# Trunk release fix for FOB



## Austin9991 (Oct 7, 2013)

Here you go:

http://www.cruzetalk.com/forum/25-service-issues/14581-2-shot-trunk-release.html


----------



## Patman (May 7, 2011)

Austin9991 said:


> Here you go:
> 
> http://www.cruzetalk.com/forum/25-service-issues/14581-2-shot-trunk-release.html



I guess now I have to call a dealership and have them believe this is a problem and not that I shouldn't carry my keys with me!!! this did happen more with my 2011 LS than it seems to be happening with my 2012 Eco. Last night when someone noticed my trunk open my entire family came running out to see if someone broke into my car! They were quite: huh when I told them about the sensitive FOB. I am about the only one in my family that does not have time all day to get stuff like this fixed. Esp if this happened b4. Really hasn't been much of an issue till last night!


----------



## dsmskyline (Mar 21, 2014)

They have another update. I was advised by the dealer that they are no longer installing the 2 shot trunk module. They are reprogramming the bcm to require a full 2 second press of the button rather than the super short 200ms press that was required before.

*-*-*

Summarize the trunk release thread above in three sentences.

GIVEN INFORMATION>
*-*-*

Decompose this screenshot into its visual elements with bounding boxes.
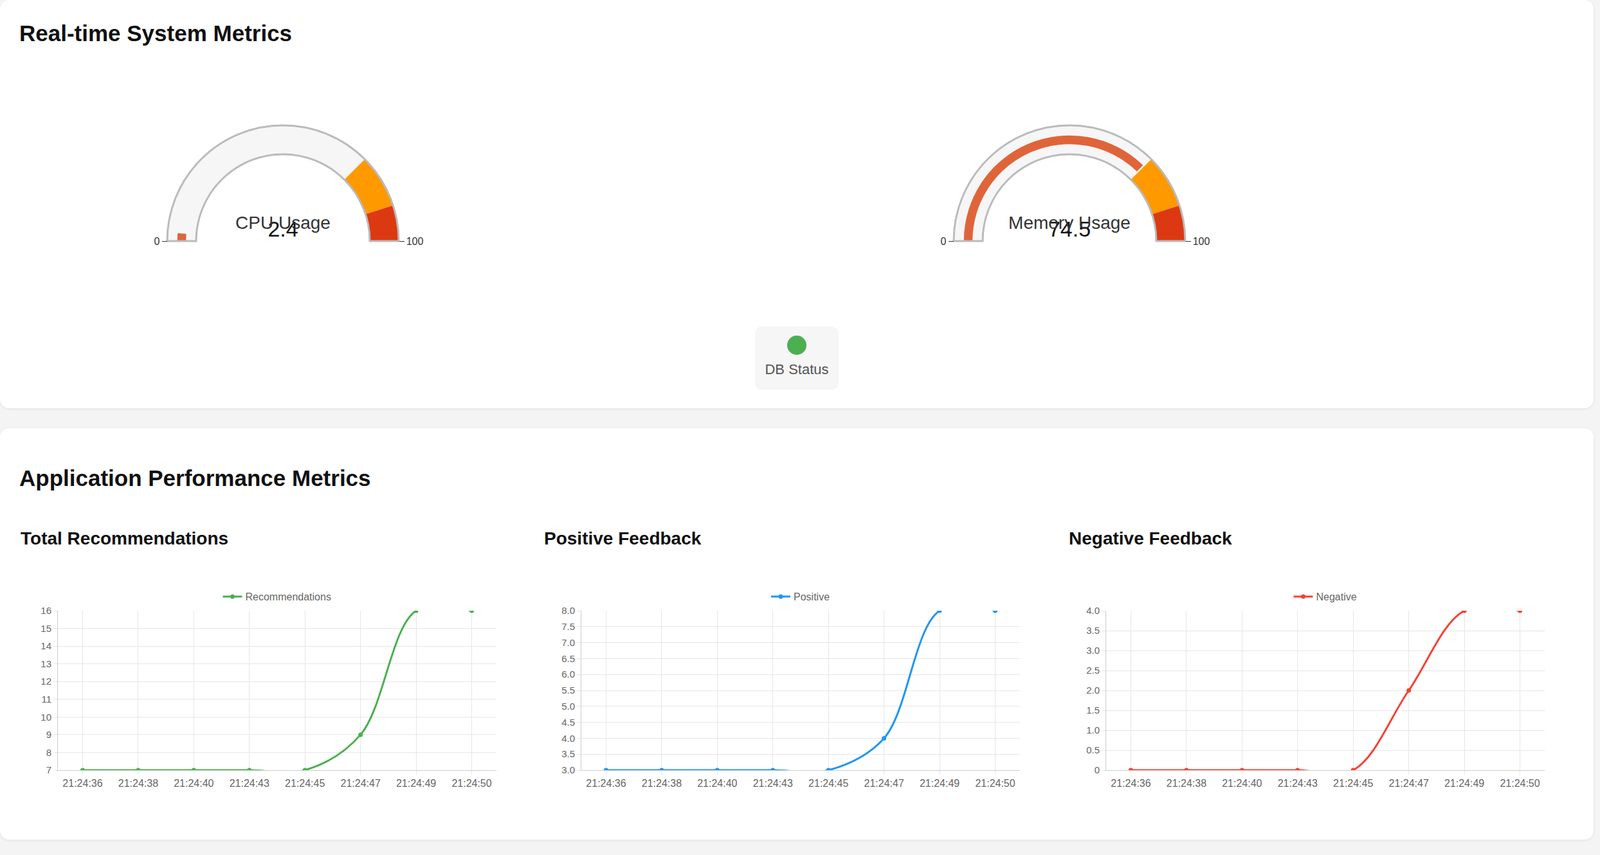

*-*-*

ANSWER FOR THE TASK>
Austin9991 shares a link to a forum discussion about a 2-shot trunk release. Patman replies that a dealership will now have to be convinced that the sensitive FOB is a real problem, noting that it happened more often with a 2011 LS than with a 2012 Eco and that the family rushed out the night before when the trunk was found open. dsmskyline reports that the dealer is no longer installing the 2-shot trunk module and is instead reprogramming the bcm to require a full 2-second press of the button instead of the earlier 200ms press.